**THE DATA**:
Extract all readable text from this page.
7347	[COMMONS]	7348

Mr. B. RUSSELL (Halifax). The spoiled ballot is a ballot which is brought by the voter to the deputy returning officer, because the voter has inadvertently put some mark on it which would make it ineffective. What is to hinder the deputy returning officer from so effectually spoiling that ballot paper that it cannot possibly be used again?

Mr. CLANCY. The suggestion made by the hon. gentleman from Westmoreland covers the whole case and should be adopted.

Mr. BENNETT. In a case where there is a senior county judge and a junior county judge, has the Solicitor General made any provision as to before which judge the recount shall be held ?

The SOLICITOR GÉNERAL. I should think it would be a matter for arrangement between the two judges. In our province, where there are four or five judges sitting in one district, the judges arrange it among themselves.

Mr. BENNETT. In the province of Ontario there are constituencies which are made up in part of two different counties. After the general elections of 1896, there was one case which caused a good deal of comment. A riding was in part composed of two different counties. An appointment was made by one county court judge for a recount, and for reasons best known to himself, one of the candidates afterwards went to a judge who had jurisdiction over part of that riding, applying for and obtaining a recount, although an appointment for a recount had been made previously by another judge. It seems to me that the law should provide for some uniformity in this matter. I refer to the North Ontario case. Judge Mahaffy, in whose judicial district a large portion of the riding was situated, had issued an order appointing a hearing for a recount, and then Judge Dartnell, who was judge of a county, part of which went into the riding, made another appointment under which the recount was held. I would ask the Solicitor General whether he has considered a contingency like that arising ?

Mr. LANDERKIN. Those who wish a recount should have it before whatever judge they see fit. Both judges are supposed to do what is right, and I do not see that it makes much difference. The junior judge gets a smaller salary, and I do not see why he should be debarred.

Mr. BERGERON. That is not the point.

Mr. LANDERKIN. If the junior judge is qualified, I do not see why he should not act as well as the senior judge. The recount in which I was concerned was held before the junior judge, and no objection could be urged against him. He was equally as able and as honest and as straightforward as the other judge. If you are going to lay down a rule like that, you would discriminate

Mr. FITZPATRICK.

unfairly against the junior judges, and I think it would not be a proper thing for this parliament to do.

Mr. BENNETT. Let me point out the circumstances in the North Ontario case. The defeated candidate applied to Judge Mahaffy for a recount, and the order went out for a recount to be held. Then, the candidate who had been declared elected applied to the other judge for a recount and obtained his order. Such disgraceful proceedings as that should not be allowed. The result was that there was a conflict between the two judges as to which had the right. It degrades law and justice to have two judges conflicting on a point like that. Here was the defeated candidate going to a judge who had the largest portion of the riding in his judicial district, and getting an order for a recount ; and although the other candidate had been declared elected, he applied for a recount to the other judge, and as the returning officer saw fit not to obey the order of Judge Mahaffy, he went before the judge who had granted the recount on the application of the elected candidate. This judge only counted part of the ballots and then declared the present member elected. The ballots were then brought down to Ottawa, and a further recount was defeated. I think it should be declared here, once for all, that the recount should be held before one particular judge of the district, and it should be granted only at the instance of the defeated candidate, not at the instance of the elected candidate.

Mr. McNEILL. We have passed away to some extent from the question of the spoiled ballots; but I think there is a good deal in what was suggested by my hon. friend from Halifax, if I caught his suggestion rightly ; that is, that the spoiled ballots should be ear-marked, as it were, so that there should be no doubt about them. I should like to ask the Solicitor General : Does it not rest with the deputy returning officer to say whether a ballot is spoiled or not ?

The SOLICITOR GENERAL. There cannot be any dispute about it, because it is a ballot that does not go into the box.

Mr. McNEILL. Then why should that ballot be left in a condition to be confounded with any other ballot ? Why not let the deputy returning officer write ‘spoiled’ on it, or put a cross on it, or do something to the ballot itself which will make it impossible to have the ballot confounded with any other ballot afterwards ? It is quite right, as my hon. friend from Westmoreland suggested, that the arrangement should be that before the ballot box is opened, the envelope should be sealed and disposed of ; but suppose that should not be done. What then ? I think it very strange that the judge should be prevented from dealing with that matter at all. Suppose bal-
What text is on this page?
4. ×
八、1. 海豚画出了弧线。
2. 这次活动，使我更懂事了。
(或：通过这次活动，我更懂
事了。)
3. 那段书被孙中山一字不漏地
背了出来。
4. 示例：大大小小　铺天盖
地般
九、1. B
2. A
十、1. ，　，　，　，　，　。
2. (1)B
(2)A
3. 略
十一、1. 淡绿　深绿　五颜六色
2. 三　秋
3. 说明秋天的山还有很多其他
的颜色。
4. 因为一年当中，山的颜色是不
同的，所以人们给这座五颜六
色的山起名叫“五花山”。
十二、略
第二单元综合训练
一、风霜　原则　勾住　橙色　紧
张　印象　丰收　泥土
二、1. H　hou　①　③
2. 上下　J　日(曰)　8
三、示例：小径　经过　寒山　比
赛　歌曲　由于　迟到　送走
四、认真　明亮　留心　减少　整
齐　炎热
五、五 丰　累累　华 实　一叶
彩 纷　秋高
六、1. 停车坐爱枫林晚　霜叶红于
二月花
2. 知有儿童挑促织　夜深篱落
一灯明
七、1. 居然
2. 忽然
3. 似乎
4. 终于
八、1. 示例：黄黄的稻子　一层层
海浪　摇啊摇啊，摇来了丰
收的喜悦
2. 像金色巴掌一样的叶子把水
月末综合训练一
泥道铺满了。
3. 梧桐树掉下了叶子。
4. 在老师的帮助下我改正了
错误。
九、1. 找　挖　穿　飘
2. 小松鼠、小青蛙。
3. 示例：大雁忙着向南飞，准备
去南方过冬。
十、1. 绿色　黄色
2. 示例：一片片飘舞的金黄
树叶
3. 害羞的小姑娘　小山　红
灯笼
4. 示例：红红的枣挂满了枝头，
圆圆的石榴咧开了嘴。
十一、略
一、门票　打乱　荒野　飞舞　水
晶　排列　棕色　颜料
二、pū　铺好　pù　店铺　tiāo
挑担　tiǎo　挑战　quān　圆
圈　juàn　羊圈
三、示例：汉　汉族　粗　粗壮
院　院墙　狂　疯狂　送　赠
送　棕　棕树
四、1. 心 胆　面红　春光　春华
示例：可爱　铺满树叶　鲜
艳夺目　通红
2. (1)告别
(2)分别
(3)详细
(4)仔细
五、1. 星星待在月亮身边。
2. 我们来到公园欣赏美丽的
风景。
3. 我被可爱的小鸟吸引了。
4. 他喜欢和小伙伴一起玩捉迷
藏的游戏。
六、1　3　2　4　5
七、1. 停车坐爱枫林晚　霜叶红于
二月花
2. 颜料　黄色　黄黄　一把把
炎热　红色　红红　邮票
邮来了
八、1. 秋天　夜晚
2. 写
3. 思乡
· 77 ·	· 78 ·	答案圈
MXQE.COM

**TASK INSTRUCTIONS**: Identify how many lines in the entries above include the string "where", then state that number alone.

**EXERCISE RESPONSE**: 2